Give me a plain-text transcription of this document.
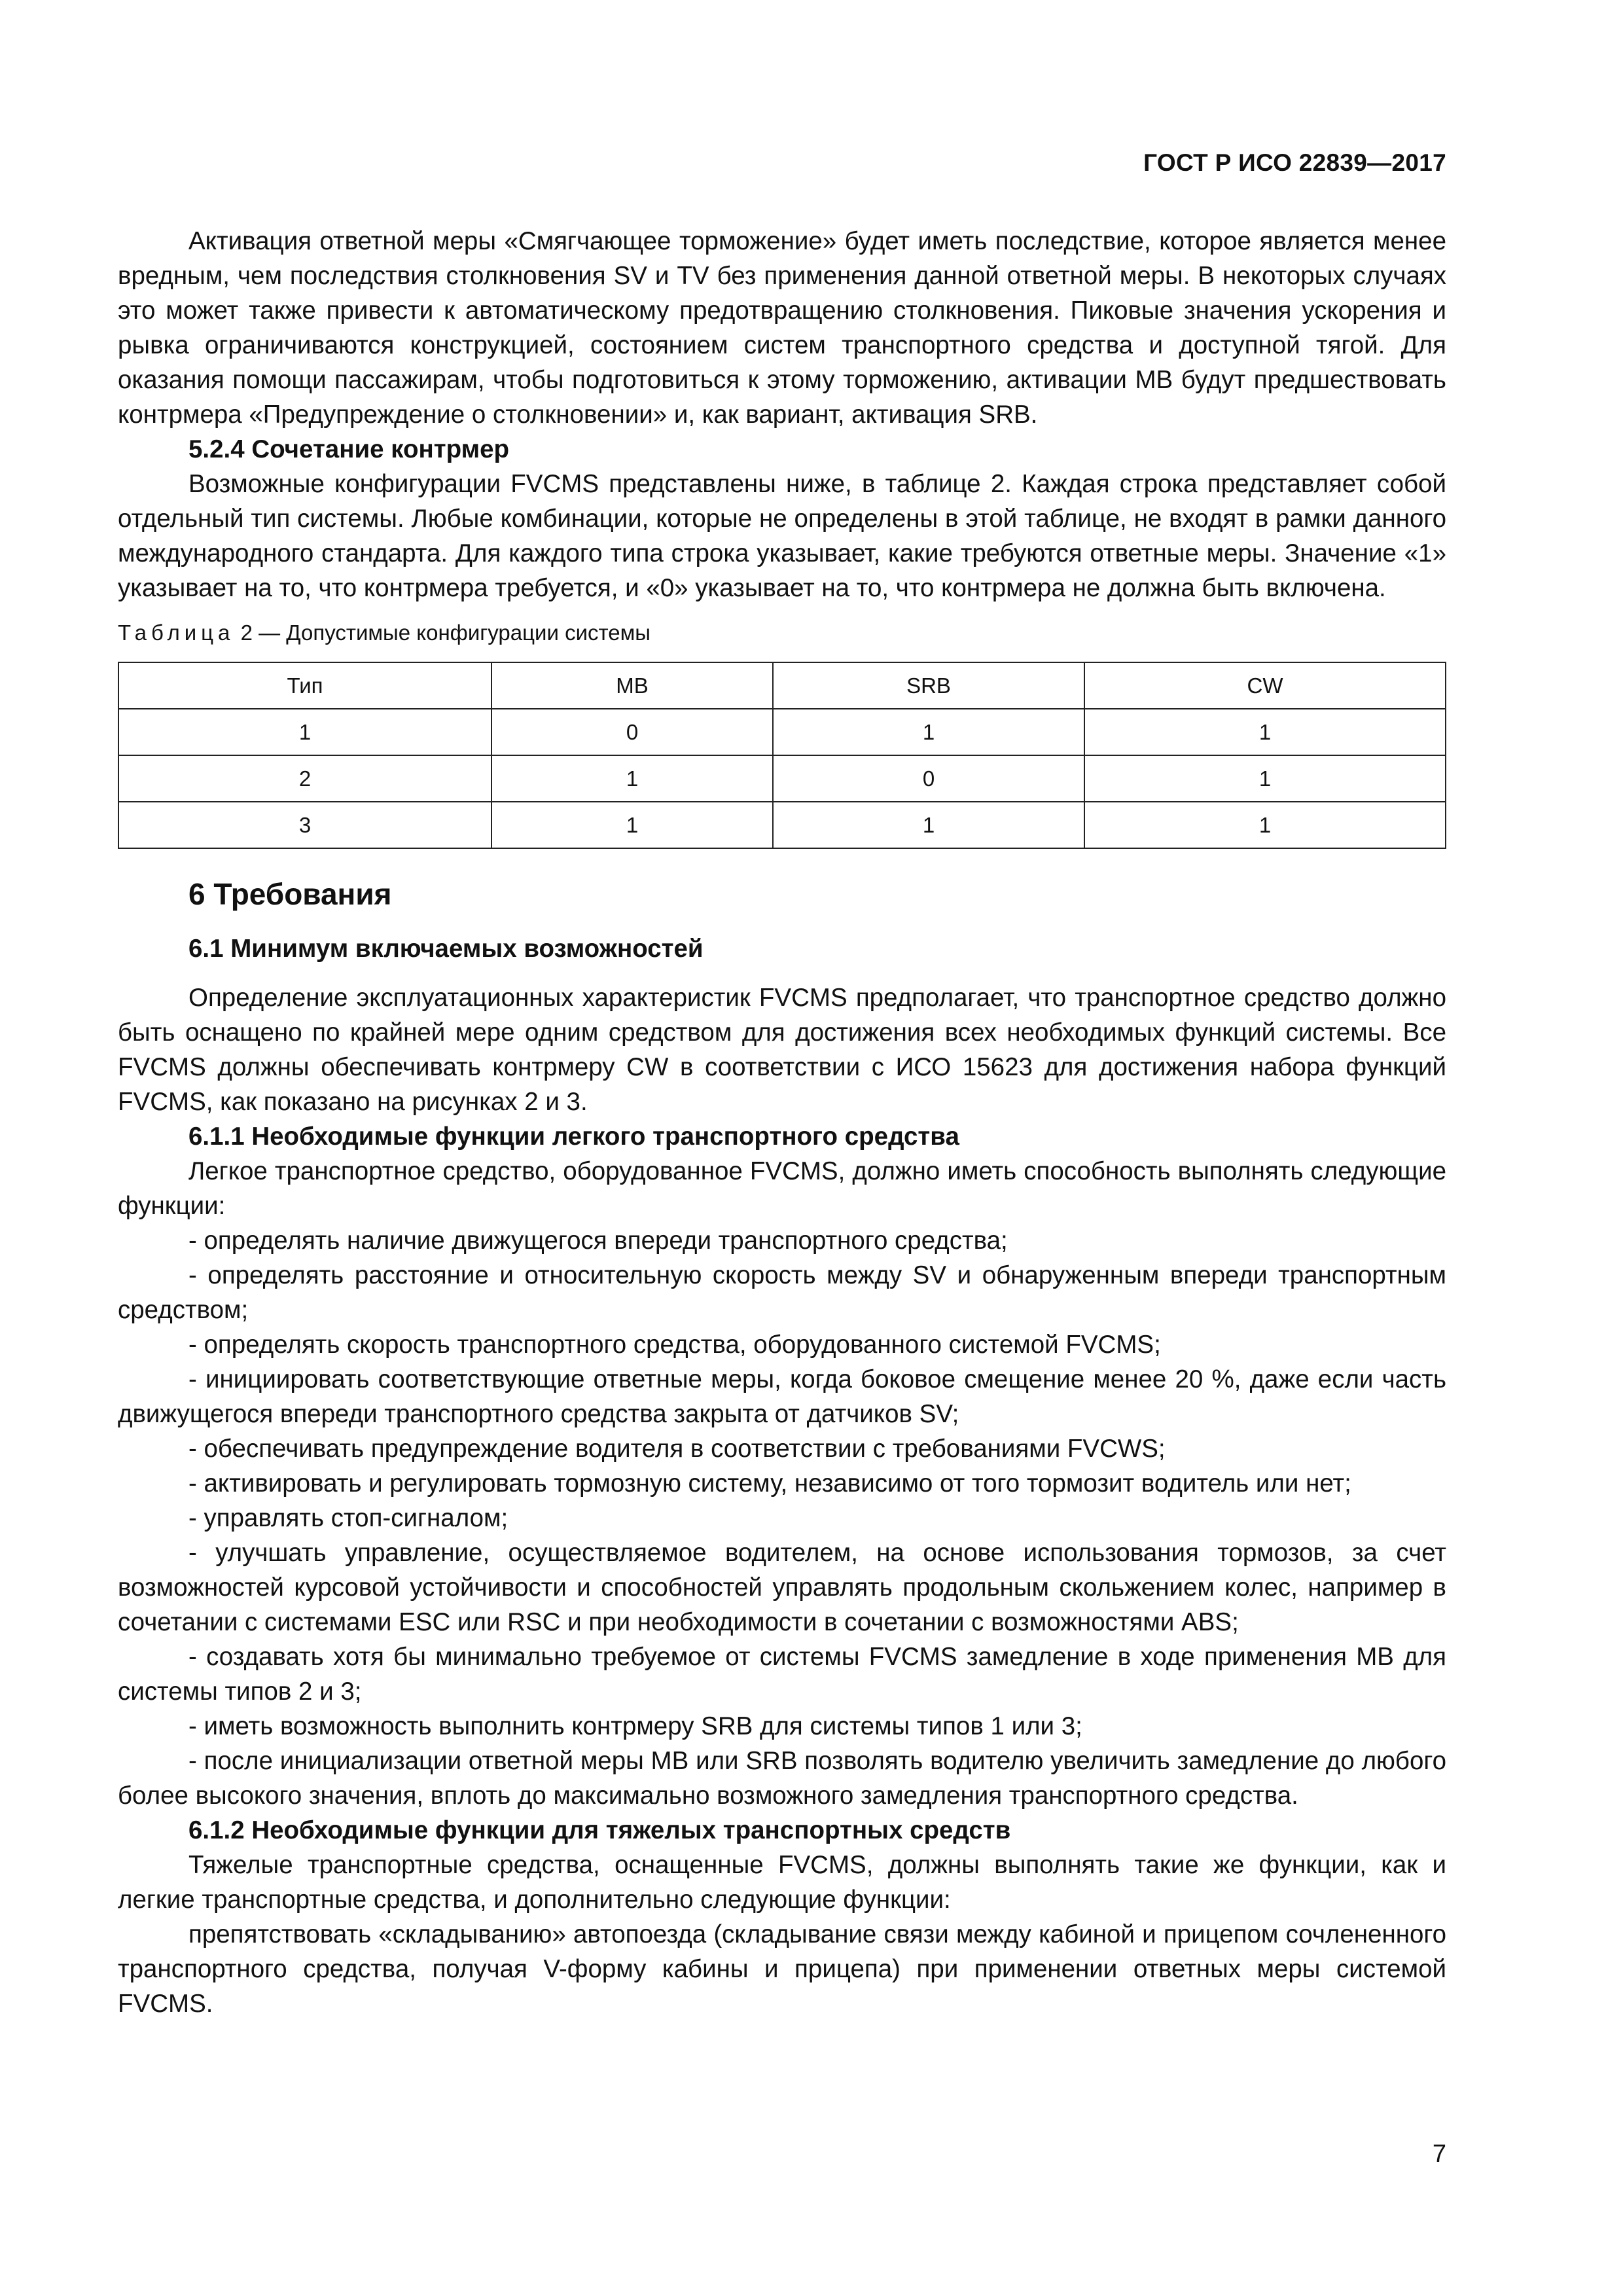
ГОСТ Р ИСО 22839—2017

Активация ответной меры «Смягчающее торможение» будет иметь последствие, которое является менее вредным, чем последствия столкновения SV и TV без применения данной ответной меры. В некоторых случаях это может также привести к автоматическому предотвращению столкновения. Пиковые значения ускорения и рывка ограничиваются конструкцией, состоянием систем транспортного средства и доступной тягой. Для оказания помощи пассажирам, чтобы подготовиться к этому торможению, активации MB будут предшествовать контрмера «Предупреждение о столкновении» и, как вариант, активация SRB.

5.2.4 Сочетание контрмер

Возможные конфигурации FVCMS представлены ниже, в таблице 2. Каждая строка представляет собой отдельный тип системы. Любые комбинации, которые не определены в этой таблице, не входят в рамки данного международного стандарта. Для каждого типа строка указывает, какие требуются ответные меры. Значение «1» указывает на то, что контрмера требуется, и «0» указывает на то, что контрмера не должна быть включена.

Таблица 2 — Допустимые конфигурации системы
Тип	MB	SRB	CW
1	0	1	1
2	1	0	1
3	1	1	1
6 Требования
6.1 Минимум включаемых возможностей

Определение эксплуатационных характеристик FVCMS предполагает, что транспортное средство должно быть оснащено по крайней мере одним средством для достижения всех необходимых функций системы. Все FVCMS должны обеспечивать контрмеру CW в соответствии с ИСО 15623 для достижения набора функций FVCMS, как показано на рисунках 2 и 3.

6.1.1 Необходимые функции легкого транспортного средства

Легкое транспортное средство, оборудованное FVCMS, должно иметь способность выполнять следующие функции:

- определять наличие движущегося впереди транспортного средства;

- определять расстояние и относительную скорость между SV и обнаруженным впереди транспортным средством;

- определять скорость транспортного средства, оборудованного системой FVCMS;

- инициировать соответствующие ответные меры, когда боковое смещение менее 20 %, даже если часть движущегося впереди транспортного средства закрыта от датчиков SV;

- обеспечивать предупреждение водителя в соответствии с требованиями FVCWS;

- активировать и регулировать тормозную систему, независимо от того тормозит водитель или нет;

- управлять стоп-сигналом;

- улучшать управление, осуществляемое водителем, на основе использования тормозов, за счет возможностей курсовой устойчивости и способностей управлять продольным скольжением колес, например в сочетании с системами ESC или RSC и при необходимости в сочетании с возможностями ABS;

- создавать хотя бы минимально требуемое от системы FVCMS замедление в ходе применения MB для системы типов 2 и 3;

- иметь возможность выполнить контрмеру SRB для системы типов 1 или 3;

- после инициализации ответной меры MB или SRB позволять водителю увеличить замедление до любого более высокого значения, вплоть до максимально возможного замедления транспортного средства.

6.1.2 Необходимые функции для тяжелых транспортных средств

Тяжелые транспортные средства, оснащенные FVCMS, должны выполнять такие же функции, как и легкие транспортные средства, и дополнительно следующие функции:

препятствовать «складыванию» автопоезда (складывание связи между кабиной и прицепом сочлененного транспортного средства, получая V-форму кабины и прицепа) при применении ответных меры системой FVCMS.

7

+===+

Written task: Each line that contains the string "контрмеру" counts once; report how many such lines the entries have, giving only the number.

Output of the task: 2